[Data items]
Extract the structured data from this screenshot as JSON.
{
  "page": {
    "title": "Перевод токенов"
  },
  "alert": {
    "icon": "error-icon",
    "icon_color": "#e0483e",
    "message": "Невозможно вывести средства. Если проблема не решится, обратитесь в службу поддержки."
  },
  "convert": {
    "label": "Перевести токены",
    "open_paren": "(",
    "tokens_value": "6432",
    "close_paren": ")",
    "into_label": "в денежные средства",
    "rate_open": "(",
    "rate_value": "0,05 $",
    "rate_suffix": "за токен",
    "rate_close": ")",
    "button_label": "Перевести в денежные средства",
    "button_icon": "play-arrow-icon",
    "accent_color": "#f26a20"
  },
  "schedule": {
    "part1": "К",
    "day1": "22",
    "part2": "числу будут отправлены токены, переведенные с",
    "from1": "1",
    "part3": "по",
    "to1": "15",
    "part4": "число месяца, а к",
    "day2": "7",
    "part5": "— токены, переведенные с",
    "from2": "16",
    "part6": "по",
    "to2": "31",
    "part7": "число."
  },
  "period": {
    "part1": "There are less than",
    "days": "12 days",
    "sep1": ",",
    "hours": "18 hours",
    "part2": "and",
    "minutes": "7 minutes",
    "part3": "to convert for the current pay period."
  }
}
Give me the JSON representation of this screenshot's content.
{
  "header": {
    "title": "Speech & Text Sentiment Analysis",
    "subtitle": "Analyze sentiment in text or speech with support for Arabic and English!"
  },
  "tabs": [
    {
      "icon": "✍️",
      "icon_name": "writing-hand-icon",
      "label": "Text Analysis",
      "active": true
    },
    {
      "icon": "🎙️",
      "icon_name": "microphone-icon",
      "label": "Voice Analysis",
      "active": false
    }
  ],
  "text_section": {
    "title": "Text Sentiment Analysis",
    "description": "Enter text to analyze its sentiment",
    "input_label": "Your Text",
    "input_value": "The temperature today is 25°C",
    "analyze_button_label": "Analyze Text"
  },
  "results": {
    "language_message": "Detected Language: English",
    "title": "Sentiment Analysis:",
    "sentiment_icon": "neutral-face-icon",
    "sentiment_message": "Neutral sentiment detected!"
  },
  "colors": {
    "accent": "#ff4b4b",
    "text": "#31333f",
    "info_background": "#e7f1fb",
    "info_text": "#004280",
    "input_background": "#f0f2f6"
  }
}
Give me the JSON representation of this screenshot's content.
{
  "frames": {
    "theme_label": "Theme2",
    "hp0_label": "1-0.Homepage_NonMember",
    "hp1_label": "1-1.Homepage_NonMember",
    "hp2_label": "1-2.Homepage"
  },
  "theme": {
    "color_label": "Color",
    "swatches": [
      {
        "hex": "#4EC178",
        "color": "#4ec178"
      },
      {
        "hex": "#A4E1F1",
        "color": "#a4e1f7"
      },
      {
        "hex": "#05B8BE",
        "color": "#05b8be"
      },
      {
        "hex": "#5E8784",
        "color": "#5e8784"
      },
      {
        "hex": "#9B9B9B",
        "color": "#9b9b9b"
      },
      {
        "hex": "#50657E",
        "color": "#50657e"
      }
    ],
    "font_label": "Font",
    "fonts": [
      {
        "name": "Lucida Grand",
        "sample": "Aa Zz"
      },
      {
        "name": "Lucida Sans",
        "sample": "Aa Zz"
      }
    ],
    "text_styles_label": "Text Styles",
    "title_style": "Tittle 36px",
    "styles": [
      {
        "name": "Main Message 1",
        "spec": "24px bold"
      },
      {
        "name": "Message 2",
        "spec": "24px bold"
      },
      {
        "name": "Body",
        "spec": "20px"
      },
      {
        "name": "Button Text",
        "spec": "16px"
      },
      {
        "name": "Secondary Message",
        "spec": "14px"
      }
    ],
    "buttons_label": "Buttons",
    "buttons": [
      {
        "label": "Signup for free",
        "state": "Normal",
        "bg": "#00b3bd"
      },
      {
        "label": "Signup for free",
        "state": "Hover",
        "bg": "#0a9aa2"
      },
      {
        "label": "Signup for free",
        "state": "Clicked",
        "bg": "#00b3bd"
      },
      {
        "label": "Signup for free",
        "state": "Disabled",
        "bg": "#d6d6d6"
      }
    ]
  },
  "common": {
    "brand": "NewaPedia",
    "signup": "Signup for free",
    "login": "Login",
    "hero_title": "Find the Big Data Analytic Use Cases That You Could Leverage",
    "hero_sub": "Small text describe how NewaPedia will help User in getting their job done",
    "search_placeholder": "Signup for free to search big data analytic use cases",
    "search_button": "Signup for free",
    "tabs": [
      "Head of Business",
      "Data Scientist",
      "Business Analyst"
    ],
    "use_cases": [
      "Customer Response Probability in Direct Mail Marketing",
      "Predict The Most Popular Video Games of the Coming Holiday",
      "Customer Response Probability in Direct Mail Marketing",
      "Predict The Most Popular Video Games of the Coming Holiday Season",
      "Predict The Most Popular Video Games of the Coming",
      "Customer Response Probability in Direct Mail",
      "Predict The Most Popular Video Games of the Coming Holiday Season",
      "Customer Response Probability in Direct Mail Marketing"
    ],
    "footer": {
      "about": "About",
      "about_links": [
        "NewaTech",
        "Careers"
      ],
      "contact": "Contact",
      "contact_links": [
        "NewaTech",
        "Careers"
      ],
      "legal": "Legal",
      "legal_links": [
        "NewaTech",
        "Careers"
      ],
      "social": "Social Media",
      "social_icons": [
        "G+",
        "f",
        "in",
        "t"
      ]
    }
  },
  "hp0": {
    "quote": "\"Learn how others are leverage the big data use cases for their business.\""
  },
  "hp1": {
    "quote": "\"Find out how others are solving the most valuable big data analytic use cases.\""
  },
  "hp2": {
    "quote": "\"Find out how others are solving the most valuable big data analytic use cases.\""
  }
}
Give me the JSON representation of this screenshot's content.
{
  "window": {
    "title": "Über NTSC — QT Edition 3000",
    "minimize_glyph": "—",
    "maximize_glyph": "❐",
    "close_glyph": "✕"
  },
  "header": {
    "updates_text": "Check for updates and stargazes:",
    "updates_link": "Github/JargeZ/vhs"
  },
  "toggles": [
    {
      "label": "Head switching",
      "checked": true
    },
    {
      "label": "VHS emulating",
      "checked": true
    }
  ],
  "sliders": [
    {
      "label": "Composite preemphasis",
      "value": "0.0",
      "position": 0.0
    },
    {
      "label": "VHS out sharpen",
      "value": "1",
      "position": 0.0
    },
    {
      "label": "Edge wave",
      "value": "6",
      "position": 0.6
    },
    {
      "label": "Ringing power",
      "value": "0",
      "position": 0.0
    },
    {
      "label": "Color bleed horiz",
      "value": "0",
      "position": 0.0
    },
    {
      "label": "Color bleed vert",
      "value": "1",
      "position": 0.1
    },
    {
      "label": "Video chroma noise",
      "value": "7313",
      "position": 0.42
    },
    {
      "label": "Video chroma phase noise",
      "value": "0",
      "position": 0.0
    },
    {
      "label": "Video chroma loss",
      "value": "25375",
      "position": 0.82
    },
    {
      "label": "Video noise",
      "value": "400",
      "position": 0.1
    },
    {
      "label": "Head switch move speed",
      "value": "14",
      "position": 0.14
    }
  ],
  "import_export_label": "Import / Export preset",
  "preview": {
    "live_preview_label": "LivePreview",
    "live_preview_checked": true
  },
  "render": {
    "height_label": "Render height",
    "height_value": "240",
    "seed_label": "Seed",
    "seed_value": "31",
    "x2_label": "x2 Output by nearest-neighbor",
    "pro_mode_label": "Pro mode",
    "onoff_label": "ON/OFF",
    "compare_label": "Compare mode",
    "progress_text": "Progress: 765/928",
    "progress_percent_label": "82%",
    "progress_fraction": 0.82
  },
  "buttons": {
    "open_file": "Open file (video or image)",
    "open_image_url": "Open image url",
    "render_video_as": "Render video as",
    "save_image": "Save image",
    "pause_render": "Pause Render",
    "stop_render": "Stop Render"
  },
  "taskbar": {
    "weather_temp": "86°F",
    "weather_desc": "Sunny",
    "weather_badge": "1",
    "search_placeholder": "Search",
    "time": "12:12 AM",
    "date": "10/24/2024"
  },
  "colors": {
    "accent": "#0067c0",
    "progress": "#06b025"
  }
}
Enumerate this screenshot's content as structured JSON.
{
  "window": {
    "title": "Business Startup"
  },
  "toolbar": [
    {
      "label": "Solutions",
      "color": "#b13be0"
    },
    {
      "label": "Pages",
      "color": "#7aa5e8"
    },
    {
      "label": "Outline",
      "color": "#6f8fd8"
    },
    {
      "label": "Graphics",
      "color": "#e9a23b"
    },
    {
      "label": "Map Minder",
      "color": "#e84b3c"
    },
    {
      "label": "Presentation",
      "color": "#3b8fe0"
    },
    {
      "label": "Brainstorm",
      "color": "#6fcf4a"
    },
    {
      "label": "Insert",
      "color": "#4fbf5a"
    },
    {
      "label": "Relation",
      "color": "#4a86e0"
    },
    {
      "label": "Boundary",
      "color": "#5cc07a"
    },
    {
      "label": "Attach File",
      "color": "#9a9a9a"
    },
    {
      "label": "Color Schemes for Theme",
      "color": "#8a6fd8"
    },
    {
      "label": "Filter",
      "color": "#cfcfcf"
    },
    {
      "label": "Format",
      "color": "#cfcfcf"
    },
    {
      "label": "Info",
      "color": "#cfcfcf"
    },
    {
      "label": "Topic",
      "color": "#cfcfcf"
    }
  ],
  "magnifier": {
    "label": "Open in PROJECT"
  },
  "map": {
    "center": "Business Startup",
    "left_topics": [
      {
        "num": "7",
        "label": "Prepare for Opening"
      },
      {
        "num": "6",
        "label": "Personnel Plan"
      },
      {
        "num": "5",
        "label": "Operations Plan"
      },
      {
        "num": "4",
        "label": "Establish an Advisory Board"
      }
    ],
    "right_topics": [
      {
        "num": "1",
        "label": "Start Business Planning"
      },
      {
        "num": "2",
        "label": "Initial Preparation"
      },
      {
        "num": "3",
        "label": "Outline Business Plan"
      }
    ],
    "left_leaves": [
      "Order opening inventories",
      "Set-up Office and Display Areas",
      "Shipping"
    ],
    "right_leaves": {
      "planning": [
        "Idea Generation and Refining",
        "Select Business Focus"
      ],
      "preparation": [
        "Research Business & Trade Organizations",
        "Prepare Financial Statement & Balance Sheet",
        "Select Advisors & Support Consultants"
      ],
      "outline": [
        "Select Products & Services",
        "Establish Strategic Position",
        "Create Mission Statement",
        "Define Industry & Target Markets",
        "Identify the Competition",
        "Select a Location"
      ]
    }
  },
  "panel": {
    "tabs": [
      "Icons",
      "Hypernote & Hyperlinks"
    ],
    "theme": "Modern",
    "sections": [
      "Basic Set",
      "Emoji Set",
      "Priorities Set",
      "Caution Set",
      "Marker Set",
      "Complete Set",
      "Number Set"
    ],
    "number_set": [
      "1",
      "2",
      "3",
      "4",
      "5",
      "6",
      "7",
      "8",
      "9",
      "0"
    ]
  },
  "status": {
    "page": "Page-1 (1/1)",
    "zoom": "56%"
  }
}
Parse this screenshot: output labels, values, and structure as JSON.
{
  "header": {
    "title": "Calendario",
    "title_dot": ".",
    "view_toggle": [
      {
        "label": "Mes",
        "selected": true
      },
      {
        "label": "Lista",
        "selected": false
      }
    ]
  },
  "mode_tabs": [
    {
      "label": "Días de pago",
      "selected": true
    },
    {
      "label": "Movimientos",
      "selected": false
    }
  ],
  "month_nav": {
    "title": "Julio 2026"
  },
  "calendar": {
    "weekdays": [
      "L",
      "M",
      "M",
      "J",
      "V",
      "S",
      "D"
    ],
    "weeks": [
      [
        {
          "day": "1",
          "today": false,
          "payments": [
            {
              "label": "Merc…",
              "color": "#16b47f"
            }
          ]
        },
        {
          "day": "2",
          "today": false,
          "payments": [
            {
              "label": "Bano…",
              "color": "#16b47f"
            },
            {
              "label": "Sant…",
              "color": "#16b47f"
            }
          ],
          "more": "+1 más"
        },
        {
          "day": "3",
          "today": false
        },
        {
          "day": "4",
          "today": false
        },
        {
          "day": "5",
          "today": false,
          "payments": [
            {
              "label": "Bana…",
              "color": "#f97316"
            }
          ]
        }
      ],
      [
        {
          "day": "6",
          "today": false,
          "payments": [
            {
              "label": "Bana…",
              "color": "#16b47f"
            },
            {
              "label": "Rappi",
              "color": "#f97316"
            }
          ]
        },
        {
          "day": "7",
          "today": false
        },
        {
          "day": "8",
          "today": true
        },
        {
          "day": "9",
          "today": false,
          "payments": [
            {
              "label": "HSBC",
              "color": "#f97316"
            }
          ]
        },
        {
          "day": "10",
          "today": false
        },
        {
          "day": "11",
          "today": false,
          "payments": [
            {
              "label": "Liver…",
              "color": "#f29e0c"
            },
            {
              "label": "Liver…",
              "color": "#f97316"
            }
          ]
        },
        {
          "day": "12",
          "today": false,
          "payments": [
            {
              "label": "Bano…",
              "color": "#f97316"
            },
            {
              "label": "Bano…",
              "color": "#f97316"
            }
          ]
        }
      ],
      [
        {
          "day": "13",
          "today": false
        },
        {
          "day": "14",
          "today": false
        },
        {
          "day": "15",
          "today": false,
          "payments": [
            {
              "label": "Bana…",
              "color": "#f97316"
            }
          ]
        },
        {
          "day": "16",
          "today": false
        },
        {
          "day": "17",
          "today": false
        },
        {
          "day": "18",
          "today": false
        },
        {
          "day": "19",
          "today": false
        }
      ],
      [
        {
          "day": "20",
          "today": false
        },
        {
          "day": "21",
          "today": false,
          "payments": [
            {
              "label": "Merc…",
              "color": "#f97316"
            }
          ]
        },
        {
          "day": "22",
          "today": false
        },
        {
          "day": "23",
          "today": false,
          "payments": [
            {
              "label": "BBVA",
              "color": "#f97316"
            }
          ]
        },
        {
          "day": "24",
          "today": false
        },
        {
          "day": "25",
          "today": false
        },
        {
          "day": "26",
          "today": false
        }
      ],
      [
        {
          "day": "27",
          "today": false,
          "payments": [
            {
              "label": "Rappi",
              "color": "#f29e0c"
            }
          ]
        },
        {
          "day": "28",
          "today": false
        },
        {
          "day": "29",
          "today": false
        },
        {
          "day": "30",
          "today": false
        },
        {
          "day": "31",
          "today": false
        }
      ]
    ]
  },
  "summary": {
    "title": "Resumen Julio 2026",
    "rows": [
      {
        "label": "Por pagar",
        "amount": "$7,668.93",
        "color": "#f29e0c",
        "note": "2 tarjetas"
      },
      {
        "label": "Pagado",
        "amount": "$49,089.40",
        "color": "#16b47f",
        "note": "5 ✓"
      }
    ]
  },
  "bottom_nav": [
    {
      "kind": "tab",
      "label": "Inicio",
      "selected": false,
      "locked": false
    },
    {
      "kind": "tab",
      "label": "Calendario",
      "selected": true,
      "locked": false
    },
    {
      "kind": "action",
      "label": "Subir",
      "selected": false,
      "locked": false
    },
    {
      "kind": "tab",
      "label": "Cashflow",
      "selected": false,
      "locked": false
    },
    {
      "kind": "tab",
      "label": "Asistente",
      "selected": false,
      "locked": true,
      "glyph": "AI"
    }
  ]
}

__Problem requirements__: Lines that include the word "Direct" are to be extracted from the data above.

__Reply__:
      "Customer Response Probability in Direct Mail Marketing",
      "Customer Response Probability in Direct Mail Marketing",
      "Customer Response Probability in Direct Mail",
      "Customer Response Probability in Direct Mail Marketing"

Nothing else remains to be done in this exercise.